:: Available records ::

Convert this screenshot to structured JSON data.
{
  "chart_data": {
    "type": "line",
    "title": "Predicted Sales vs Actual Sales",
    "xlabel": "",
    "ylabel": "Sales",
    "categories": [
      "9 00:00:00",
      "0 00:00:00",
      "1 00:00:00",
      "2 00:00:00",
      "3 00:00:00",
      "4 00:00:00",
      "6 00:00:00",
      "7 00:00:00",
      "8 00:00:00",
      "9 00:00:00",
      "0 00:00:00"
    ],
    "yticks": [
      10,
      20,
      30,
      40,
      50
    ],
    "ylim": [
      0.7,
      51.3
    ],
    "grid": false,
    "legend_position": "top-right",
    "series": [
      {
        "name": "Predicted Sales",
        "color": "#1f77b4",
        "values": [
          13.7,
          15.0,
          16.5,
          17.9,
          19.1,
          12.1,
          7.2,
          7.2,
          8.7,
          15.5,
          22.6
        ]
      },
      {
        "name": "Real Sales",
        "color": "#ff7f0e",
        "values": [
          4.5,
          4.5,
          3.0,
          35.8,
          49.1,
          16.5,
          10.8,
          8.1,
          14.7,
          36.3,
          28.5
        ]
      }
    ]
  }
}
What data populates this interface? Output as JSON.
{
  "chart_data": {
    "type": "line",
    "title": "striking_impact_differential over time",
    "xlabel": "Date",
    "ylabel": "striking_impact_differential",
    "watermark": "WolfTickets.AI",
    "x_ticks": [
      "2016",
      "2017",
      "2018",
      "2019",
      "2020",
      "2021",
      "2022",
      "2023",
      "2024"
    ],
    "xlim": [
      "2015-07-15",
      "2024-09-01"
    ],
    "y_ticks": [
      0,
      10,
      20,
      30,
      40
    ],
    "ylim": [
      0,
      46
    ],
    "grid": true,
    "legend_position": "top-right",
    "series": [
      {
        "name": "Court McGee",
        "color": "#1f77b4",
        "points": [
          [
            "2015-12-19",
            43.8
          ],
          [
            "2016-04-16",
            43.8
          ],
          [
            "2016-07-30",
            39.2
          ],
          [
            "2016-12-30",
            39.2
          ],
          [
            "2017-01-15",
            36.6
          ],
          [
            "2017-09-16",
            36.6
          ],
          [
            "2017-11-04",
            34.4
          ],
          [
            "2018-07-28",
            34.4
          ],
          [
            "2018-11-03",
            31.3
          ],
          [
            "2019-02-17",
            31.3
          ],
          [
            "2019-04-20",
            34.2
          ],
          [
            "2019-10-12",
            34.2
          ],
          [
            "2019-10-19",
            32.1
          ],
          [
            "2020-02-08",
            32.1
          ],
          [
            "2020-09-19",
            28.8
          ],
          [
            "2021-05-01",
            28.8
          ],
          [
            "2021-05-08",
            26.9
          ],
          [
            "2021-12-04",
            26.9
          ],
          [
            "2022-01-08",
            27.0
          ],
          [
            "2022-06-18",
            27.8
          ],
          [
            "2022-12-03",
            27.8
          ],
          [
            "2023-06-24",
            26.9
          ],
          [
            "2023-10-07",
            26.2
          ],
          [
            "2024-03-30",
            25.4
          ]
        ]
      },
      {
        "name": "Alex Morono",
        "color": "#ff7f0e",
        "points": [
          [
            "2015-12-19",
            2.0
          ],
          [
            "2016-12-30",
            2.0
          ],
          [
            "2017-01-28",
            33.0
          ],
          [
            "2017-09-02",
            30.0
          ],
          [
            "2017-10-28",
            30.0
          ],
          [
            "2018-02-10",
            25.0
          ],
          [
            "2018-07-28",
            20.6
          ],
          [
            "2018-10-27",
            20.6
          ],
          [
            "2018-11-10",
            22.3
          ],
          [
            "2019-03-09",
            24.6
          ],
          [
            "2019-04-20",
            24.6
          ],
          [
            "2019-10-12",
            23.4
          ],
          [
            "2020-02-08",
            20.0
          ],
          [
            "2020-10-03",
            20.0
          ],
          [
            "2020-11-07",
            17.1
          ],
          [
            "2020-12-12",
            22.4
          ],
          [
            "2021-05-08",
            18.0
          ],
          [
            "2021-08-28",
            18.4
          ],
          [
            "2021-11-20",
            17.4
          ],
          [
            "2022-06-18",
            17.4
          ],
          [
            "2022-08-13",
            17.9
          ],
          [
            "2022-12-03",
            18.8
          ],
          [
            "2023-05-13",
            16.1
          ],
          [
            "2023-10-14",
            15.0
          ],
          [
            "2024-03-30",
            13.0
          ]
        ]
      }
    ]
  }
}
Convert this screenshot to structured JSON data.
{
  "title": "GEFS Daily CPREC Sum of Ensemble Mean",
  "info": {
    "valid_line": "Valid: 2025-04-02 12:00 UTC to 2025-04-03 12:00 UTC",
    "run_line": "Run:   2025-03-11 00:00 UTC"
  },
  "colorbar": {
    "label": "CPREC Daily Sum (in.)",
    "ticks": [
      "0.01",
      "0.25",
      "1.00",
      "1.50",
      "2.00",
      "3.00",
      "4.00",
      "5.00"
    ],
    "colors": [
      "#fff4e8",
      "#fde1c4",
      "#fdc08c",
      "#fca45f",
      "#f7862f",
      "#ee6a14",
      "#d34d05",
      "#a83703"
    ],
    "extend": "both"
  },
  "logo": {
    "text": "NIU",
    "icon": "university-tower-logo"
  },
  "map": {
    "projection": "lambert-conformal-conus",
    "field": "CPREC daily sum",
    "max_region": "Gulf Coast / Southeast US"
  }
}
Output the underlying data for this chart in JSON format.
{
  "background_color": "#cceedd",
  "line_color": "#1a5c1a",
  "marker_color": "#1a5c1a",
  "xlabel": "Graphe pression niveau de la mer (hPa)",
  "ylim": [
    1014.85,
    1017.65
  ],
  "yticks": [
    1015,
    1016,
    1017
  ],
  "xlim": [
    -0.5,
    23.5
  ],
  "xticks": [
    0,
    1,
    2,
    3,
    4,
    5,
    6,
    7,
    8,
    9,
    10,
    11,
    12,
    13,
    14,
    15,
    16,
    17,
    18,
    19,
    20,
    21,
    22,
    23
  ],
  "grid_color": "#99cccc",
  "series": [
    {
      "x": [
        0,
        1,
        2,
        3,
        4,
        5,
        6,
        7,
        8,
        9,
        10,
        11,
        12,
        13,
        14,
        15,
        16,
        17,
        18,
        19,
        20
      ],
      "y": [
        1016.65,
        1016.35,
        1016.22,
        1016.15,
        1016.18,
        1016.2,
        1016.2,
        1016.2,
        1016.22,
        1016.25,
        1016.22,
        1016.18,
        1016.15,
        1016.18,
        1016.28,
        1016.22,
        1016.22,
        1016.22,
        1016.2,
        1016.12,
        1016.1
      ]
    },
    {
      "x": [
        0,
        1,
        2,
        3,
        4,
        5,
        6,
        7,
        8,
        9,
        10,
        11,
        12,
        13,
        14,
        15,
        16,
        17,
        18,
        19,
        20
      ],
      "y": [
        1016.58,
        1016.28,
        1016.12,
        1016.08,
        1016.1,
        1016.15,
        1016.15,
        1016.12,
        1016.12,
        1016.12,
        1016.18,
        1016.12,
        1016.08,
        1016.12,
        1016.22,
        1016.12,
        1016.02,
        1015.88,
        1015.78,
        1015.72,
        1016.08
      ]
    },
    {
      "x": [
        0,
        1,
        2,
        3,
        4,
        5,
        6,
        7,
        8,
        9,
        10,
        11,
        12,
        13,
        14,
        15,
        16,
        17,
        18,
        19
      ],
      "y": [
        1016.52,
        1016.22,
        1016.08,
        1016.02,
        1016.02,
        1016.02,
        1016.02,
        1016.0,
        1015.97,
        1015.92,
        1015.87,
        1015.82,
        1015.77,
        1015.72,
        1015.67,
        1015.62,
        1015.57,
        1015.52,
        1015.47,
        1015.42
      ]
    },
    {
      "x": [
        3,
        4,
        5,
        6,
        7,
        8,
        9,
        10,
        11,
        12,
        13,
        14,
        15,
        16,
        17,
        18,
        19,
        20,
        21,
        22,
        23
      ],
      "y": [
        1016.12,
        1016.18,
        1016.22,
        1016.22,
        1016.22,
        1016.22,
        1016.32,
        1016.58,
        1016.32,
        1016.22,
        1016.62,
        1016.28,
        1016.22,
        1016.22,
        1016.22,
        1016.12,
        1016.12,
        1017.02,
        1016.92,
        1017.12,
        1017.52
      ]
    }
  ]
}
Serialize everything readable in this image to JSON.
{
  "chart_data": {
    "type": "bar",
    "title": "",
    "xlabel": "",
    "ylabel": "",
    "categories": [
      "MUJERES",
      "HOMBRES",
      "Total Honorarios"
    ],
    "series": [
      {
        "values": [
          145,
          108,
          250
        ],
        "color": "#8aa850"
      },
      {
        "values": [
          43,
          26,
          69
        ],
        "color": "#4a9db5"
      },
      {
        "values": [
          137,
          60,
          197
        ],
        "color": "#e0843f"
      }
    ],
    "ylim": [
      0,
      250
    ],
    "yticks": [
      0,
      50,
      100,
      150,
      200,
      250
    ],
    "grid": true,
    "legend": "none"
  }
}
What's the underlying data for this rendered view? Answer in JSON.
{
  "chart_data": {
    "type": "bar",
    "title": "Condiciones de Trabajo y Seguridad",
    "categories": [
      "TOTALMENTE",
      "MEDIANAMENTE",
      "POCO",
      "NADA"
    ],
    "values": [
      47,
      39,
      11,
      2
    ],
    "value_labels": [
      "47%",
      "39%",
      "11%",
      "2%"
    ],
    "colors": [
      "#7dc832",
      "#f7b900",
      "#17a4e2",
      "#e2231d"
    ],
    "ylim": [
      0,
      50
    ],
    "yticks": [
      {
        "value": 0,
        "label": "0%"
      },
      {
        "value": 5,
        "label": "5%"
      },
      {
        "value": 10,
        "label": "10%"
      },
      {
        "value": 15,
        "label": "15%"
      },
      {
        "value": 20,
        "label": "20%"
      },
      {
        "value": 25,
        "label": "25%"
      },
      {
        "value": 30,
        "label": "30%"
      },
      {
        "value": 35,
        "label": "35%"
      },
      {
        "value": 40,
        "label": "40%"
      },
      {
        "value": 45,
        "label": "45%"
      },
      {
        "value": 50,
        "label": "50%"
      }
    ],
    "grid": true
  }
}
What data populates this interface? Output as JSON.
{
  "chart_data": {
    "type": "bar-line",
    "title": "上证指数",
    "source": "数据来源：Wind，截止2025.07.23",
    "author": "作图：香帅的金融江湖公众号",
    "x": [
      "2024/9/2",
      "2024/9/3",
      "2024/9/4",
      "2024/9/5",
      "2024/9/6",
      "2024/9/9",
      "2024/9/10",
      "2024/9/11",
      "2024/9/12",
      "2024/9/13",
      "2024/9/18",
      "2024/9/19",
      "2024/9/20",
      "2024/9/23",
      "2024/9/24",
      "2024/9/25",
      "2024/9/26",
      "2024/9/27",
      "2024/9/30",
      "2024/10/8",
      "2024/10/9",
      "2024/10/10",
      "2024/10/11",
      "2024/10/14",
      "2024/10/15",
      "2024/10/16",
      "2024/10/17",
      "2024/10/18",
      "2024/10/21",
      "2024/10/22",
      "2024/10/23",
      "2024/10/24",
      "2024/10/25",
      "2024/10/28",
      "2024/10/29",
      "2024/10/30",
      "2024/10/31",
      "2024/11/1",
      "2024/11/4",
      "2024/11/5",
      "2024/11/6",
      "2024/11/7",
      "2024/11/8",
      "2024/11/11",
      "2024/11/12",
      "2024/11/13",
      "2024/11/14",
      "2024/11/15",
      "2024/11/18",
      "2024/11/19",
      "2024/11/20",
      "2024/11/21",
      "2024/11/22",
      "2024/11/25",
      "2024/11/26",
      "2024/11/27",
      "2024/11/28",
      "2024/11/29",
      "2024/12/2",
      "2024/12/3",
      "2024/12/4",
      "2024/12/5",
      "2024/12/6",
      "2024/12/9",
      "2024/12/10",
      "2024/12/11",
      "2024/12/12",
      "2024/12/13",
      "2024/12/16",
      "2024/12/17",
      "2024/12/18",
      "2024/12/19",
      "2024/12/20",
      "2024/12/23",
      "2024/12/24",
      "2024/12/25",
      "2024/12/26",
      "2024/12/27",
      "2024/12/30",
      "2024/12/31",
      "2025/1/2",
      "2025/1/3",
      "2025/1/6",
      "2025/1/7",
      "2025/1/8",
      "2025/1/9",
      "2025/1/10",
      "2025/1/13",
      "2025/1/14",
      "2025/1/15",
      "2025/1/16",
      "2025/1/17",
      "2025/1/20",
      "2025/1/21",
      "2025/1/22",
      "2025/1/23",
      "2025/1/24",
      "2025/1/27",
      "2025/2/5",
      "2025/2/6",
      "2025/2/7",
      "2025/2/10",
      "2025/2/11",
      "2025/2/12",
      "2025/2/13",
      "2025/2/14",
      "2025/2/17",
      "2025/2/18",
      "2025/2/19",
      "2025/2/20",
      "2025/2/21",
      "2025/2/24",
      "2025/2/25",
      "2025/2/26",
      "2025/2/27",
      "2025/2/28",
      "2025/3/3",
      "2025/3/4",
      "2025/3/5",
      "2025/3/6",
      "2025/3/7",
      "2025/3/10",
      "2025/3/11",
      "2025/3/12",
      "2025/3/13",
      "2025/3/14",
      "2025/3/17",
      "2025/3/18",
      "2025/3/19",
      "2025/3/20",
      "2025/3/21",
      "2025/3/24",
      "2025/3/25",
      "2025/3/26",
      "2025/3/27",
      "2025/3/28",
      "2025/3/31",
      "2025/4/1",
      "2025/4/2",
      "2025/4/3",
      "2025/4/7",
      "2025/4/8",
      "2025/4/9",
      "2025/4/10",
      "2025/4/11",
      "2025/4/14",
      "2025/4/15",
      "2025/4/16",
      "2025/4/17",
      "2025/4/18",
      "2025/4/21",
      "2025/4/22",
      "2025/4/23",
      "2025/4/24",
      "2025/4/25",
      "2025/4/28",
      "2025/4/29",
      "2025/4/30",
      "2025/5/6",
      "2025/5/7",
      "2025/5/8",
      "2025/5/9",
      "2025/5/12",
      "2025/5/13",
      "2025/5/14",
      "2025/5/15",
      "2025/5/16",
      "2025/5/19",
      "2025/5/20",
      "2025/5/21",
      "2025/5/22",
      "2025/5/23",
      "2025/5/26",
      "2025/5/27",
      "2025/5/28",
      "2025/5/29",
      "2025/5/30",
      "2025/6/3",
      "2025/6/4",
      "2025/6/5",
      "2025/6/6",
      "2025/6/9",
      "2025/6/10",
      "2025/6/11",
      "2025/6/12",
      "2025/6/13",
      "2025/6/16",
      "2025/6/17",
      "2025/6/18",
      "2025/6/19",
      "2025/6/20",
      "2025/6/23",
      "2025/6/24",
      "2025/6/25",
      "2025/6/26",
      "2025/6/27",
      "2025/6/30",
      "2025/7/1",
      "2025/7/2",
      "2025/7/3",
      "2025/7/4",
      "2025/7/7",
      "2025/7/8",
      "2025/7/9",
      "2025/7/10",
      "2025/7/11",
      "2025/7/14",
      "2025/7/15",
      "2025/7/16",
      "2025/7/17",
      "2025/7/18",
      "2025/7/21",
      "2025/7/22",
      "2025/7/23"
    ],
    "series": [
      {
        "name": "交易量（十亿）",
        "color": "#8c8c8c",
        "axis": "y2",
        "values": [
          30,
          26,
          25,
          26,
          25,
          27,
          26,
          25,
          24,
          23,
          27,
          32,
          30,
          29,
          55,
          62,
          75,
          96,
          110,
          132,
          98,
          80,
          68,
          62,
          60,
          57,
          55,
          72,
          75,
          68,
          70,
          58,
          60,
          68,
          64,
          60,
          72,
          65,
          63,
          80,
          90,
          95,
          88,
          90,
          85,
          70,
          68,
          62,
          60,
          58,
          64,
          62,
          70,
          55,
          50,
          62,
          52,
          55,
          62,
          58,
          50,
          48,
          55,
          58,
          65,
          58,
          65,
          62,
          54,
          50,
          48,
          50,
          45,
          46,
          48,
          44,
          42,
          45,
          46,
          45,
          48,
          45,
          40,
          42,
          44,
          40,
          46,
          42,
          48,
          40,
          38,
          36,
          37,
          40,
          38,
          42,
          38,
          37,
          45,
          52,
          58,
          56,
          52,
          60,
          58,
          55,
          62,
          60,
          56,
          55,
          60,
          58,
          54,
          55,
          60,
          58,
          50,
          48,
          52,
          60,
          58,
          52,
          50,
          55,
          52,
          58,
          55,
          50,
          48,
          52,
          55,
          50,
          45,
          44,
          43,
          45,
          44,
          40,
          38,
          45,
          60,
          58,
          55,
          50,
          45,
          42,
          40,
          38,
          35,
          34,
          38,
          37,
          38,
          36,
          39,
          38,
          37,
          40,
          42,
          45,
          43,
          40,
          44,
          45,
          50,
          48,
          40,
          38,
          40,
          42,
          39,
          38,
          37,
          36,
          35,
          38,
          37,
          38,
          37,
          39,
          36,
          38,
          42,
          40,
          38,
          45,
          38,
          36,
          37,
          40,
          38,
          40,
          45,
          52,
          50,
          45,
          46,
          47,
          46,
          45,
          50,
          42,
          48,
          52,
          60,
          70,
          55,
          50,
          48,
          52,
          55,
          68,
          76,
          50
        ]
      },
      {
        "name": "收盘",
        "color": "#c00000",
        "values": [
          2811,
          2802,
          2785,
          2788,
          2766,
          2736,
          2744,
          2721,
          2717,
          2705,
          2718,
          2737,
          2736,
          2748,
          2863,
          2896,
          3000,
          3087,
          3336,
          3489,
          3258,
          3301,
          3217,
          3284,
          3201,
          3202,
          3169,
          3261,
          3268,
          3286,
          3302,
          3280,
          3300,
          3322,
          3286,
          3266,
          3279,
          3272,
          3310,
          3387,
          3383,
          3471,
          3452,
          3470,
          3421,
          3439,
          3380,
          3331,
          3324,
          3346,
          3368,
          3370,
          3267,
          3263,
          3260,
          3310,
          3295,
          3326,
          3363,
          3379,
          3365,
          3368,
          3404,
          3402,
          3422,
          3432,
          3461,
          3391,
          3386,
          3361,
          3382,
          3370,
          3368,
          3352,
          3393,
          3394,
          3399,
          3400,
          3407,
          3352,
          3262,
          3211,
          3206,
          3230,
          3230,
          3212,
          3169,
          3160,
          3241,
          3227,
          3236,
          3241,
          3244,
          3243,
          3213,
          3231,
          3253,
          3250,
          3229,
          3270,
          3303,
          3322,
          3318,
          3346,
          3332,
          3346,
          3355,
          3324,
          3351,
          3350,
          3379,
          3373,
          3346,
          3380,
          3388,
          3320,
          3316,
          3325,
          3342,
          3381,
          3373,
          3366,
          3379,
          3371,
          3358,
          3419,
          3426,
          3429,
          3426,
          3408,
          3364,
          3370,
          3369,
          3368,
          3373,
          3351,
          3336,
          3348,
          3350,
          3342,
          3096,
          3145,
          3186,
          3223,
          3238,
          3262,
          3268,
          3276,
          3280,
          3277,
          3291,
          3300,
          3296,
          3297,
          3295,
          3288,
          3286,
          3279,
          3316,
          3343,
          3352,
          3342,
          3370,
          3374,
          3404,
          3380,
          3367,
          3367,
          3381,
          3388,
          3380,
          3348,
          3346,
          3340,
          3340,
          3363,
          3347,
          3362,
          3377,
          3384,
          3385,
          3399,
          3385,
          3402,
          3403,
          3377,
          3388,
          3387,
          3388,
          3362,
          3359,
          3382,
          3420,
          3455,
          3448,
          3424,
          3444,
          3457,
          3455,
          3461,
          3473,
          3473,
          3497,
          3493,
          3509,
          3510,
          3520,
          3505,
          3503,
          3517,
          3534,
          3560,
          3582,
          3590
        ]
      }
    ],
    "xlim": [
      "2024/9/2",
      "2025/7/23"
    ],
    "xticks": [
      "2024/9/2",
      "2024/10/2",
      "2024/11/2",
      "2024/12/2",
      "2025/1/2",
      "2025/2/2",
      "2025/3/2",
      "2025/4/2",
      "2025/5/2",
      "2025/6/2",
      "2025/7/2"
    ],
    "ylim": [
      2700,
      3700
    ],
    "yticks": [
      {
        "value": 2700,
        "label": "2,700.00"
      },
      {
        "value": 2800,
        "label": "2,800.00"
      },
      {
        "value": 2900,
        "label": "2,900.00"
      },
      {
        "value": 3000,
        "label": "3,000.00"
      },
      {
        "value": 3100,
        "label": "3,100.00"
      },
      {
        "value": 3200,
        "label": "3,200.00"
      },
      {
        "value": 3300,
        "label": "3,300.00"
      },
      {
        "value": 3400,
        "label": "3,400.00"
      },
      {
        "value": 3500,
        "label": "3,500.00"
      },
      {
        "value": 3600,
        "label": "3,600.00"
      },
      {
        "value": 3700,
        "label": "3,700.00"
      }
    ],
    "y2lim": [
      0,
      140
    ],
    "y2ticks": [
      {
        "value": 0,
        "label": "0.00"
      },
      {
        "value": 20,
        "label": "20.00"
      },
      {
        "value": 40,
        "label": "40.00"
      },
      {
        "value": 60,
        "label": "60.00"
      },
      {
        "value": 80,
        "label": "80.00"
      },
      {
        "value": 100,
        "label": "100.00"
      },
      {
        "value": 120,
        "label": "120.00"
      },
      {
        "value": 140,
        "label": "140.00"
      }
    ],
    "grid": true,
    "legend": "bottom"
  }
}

:::

Task prompt ▸
Looking at the entries above, state how many lines contain "underlying"; give the number alone.

Worked answer ▸
2